* Extracted entries:
>> Begin
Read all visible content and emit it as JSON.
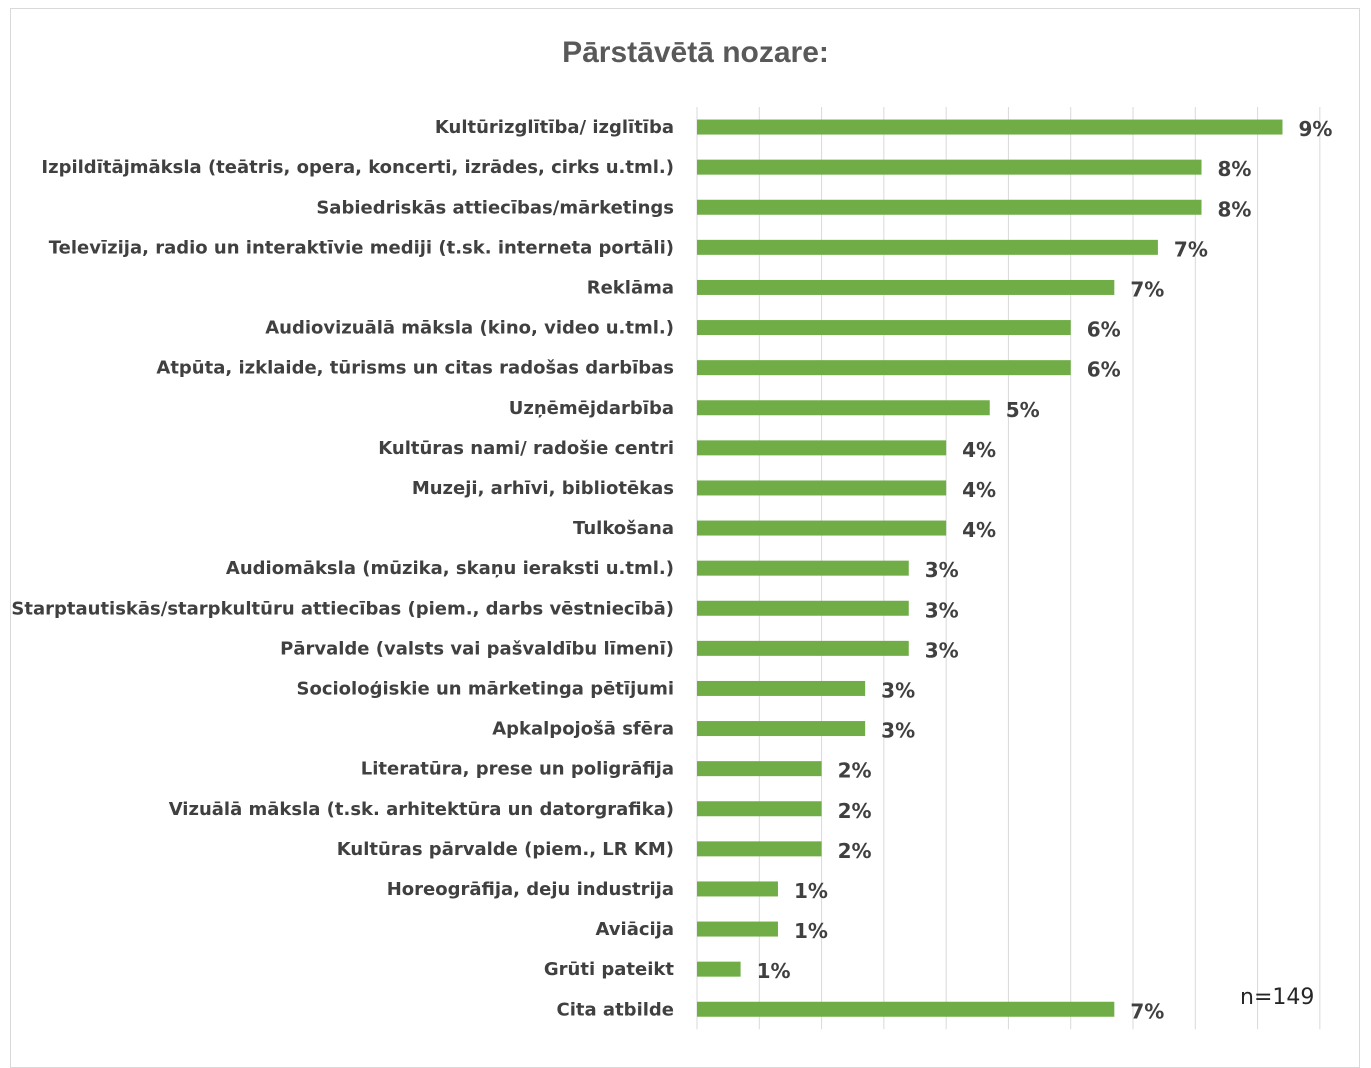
{
  "chart_data": {
    "type": "bar",
    "orientation": "horizontal",
    "title": "Pārstāvētā nozare:",
    "note": "n=149",
    "bar_color": "#70ad47",
    "grid": true,
    "xlim": [
      0,
      10.5
    ],
    "categories": [
      "Kultūrizglītība/ izglītība",
      "Izpildītājmāksla (teātris, opera, koncerti, izrādes, cirks u.tml.)",
      "Sabiedriskās attiecības/mārketings",
      "Televīzija, radio un interaktīvie mediji (t.sk. interneta portāli)",
      "Reklāma",
      "Audiovizuālā māksla (kino, video u.tml.)",
      "Atpūta, izklaide, tūrisms un citas radošas darbības",
      "Uzņēmējdarbība",
      "Kultūras nami/ radošie centri",
      "Muzeji, arhīvi, bibliotēkas",
      "Tulkošana",
      "Audiomāksla (mūzika, skaņu ieraksti u.tml.)",
      "Starptautiskās/starpkultūru attiecības (piem., darbs vēstniecībā)",
      "Pārvalde (valsts vai pašvaldību līmenī)",
      "Socioloģiskie un mārketinga pētījumi",
      "Apkalpojošā sfēra",
      "Literatūra, prese un poligrāfija",
      "Vizuālā māksla (t.sk. arhitektūra un datorgrafika)",
      "Kultūras pārvalde (piem., LR KM)",
      "Horeogrāfija, deju industrija",
      "Aviācija",
      "Grūti pateikt",
      "Cita atbilde"
    ],
    "values": [
      9.4,
      8.1,
      8.1,
      7.4,
      6.7,
      6.0,
      6.0,
      4.7,
      4.0,
      4.0,
      4.0,
      3.4,
      3.4,
      3.4,
      2.7,
      2.7,
      2.0,
      2.0,
      2.0,
      1.3,
      1.3,
      0.7,
      6.7
    ],
    "data_labels": [
      "9%",
      "8%",
      "8%",
      "7%",
      "7%",
      "6%",
      "6%",
      "5%",
      "4%",
      "4%",
      "4%",
      "3%",
      "3%",
      "3%",
      "3%",
      "3%",
      "2%",
      "2%",
      "2%",
      "1%",
      "1%",
      "1%",
      "7%"
    ]
  }
}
>> End
Make an exact copy of the whole listing, but don't bring over any pictures.

* In response:
Read all visible content and emit it as JSON.
{
  "chart_data": {
    "type": "bar",
    "orientation": "horizontal",
    "title": "Pārstāvētā nozare:",
    "note": "n=149",
    "bar_color": "#70ad47",
    "grid": true,
    "xlim": [
      0,
      10.5
    ],
    "categories": [
      "Kultūrizglītība/ izglītība",
      "Izpildītājmāksla (teātris, opera, koncerti, izrādes, cirks u.tml.)",
      "Sabiedriskās attiecības/mārketings",
      "Televīzija, radio un interaktīvie mediji (t.sk. interneta portāli)",
      "Reklāma",
      "Audiovizuālā māksla (kino, video u.tml.)",
      "Atpūta, izklaide, tūrisms un citas radošas darbības",
      "Uzņēmējdarbība",
      "Kultūras nami/ radošie centri",
      "Muzeji, arhīvi, bibliotēkas",
      "Tulkošana",
      "Audiomāksla (mūzika, skaņu ieraksti u.tml.)",
      "Starptautiskās/starpkultūru attiecības (piem., darbs vēstniecībā)",
      "Pārvalde (valsts vai pašvaldību līmenī)",
      "Socioloģiskie un mārketinga pētījumi",
      "Apkalpojošā sfēra",
      "Literatūra, prese un poligrāfija",
      "Vizuālā māksla (t.sk. arhitektūra un datorgrafika)",
      "Kultūras pārvalde (piem., LR KM)",
      "Horeogrāfija, deju industrija",
      "Aviācija",
      "Grūti pateikt",
      "Cita atbilde"
    ],
    "values": [
      9.4,
      8.1,
      8.1,
      7.4,
      6.7,
      6.0,
      6.0,
      4.7,
      4.0,
      4.0,
      4.0,
      3.4,
      3.4,
      3.4,
      2.7,
      2.7,
      2.0,
      2.0,
      2.0,
      1.3,
      1.3,
      0.7,
      6.7
    ],
    "data_labels": [
      "9%",
      "8%",
      "8%",
      "7%",
      "7%",
      "6%",
      "6%",
      "5%",
      "4%",
      "4%",
      "4%",
      "3%",
      "3%",
      "3%",
      "3%",
      "3%",
      "2%",
      "2%",
      "2%",
      "1%",
      "1%",
      "1%",
      "7%"
    ]
  }
}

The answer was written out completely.